### WRITTEN INSTRUCTION
Copy all lines of the listing that include the string "September".

(Entries from a visual dataset)

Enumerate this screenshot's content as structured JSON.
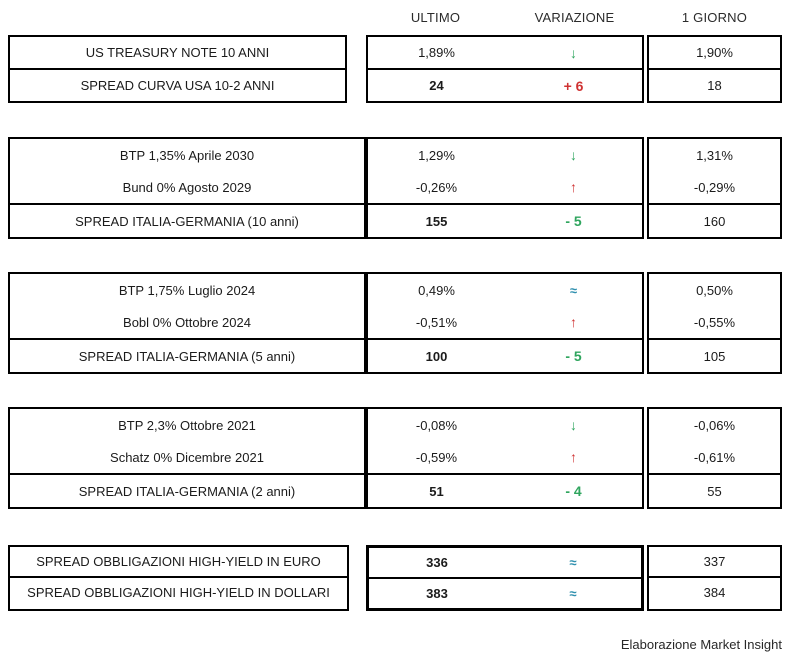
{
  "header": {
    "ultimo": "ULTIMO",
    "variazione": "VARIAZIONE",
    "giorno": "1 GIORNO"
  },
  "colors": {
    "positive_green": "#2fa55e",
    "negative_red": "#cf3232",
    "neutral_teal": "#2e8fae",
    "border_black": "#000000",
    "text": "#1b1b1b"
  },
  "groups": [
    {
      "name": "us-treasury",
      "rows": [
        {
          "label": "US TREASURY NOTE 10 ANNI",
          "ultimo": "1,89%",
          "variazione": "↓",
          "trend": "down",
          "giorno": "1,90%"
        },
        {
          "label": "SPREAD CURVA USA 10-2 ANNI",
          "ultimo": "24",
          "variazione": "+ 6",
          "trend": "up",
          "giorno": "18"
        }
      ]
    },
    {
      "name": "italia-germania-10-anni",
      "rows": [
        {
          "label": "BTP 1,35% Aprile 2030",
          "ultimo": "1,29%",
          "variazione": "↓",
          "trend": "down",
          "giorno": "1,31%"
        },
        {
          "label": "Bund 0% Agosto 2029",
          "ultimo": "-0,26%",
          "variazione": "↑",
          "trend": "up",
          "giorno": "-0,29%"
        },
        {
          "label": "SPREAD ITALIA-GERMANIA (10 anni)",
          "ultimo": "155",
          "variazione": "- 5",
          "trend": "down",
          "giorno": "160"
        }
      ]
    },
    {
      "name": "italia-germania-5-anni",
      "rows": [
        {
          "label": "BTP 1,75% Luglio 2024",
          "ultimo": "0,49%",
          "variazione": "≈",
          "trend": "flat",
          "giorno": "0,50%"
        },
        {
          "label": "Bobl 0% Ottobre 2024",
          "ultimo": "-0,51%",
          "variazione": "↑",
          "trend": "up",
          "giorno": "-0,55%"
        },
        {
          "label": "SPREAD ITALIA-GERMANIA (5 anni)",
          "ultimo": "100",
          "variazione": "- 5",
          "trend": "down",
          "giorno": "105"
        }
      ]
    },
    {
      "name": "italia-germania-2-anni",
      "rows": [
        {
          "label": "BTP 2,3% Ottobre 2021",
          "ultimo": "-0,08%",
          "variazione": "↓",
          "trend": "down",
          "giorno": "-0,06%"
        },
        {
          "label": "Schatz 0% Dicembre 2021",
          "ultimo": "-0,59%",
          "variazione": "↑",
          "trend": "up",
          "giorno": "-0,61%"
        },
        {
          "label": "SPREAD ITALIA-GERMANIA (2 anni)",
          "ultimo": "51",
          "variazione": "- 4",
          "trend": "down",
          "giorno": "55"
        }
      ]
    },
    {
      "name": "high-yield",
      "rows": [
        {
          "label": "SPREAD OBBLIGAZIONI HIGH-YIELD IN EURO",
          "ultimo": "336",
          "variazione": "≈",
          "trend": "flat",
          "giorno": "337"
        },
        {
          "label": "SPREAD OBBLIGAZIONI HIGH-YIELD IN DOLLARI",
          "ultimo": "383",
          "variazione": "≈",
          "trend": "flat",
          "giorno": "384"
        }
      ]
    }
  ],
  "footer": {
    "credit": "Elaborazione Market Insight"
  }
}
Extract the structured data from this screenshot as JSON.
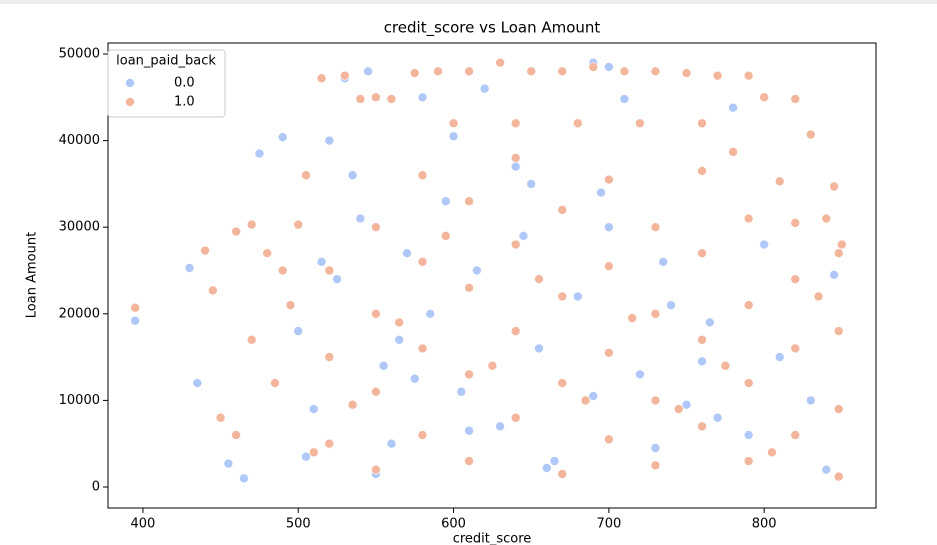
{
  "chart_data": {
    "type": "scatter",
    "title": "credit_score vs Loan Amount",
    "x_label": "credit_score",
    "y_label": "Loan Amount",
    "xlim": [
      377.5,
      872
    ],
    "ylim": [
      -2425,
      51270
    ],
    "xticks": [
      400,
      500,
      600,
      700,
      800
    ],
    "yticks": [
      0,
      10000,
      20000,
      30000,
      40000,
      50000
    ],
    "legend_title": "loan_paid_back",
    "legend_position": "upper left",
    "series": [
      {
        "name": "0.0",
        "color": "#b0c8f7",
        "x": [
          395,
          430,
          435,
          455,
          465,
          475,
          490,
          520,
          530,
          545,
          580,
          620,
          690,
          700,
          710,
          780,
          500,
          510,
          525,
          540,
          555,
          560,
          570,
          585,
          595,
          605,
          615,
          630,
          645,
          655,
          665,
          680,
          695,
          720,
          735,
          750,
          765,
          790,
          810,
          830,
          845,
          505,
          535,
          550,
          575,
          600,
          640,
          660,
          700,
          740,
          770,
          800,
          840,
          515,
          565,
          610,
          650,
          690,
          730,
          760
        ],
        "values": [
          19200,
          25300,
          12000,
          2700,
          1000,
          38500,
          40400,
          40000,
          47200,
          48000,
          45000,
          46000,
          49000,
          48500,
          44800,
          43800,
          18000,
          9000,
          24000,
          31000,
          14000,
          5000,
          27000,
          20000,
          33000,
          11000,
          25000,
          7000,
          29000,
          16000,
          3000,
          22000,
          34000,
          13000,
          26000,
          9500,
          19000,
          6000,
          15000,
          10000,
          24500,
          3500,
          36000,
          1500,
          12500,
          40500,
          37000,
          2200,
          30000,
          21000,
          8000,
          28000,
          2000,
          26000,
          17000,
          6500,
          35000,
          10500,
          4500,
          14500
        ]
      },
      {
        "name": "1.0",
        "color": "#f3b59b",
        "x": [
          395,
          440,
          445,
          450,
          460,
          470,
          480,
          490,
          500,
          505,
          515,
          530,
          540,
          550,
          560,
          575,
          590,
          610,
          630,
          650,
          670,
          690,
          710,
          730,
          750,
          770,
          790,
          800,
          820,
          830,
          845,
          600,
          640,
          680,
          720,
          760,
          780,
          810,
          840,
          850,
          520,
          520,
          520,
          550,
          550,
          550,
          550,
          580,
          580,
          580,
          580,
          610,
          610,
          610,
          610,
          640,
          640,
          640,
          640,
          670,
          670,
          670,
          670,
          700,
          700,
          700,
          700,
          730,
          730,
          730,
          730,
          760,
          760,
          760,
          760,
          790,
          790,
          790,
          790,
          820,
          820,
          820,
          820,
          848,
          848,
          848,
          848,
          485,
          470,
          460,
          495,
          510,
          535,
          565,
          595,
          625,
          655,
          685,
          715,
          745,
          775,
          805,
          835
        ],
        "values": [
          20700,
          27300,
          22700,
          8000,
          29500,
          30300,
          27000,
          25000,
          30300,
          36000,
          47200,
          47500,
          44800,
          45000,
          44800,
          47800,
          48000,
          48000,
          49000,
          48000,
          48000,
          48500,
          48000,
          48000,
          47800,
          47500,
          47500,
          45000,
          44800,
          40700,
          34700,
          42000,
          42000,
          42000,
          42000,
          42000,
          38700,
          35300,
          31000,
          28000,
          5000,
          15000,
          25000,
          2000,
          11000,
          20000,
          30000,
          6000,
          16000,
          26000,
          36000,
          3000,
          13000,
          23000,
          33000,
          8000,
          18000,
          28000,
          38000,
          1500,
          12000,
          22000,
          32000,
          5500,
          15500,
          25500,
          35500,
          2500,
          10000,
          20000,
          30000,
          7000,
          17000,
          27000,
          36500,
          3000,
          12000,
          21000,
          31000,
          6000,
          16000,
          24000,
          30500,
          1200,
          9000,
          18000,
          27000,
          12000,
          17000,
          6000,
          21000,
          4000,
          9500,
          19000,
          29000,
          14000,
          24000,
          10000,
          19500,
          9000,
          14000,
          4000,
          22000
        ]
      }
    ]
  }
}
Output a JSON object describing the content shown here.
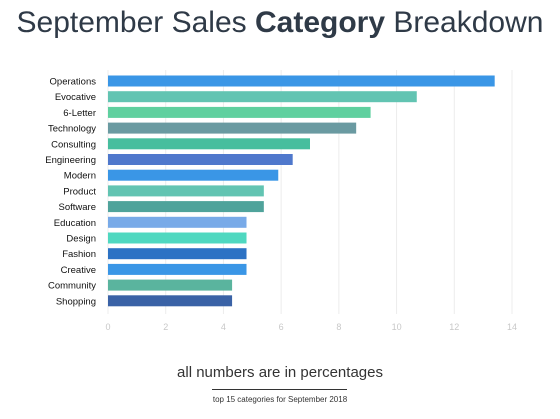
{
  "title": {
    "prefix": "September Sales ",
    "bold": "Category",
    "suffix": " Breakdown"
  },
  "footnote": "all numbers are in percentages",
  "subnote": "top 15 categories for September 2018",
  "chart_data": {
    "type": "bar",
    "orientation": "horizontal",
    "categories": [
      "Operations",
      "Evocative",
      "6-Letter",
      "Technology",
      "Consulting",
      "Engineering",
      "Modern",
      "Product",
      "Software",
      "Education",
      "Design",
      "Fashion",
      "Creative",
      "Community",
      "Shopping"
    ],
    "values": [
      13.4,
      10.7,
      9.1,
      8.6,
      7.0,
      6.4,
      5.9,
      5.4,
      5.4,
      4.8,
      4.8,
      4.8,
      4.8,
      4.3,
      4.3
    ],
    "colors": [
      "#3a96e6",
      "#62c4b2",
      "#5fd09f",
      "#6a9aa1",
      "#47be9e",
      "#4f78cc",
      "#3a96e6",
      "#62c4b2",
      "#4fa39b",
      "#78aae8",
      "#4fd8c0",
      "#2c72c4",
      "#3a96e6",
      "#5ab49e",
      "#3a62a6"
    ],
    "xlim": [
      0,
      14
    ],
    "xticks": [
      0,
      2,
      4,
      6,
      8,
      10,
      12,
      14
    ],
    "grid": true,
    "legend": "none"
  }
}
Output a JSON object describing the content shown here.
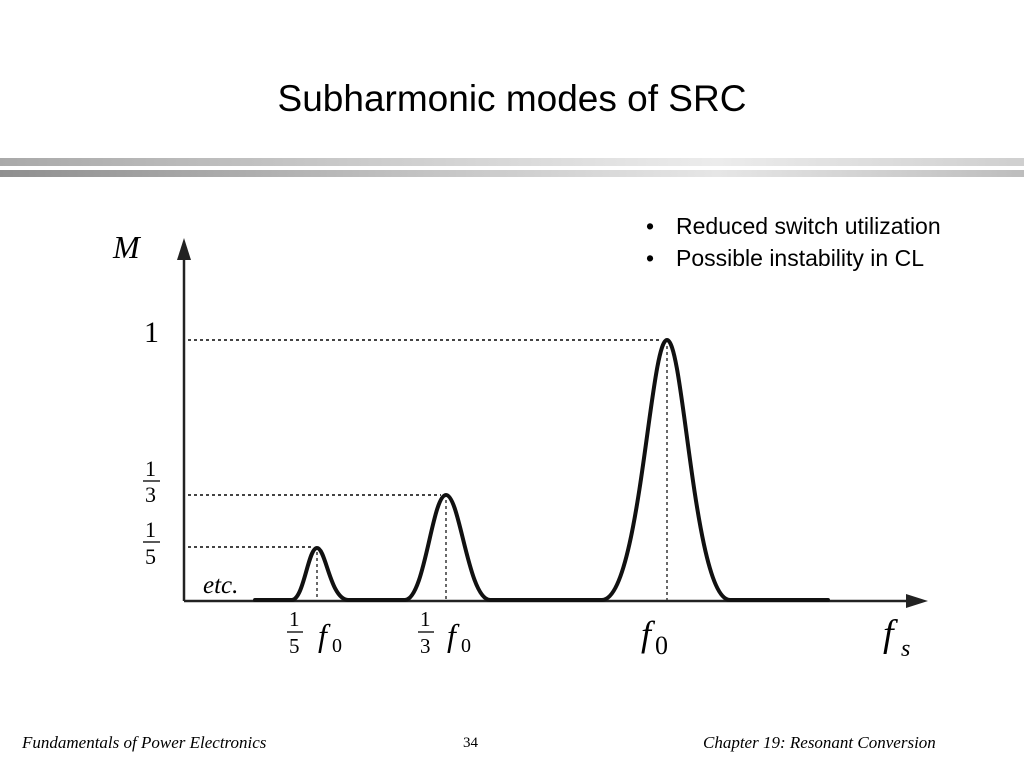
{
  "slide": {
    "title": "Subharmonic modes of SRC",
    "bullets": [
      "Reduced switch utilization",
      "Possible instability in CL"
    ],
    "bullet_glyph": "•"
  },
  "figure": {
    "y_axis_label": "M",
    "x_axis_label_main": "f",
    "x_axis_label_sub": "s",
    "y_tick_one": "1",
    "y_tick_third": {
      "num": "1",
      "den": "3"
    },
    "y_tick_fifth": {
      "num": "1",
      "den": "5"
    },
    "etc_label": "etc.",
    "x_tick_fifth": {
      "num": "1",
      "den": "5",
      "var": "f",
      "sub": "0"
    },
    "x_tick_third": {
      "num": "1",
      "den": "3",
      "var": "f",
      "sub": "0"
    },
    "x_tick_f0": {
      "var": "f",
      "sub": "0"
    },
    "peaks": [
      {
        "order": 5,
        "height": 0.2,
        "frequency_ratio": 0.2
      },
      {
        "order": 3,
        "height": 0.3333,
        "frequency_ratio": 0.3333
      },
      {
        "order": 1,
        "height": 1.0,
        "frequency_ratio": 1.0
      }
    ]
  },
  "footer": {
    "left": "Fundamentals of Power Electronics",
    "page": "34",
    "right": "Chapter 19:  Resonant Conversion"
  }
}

### OUTPUT OF THE EXERCISE
    "prefix": "September Sales ",
  "subnote": "top 15 categories for September 2018",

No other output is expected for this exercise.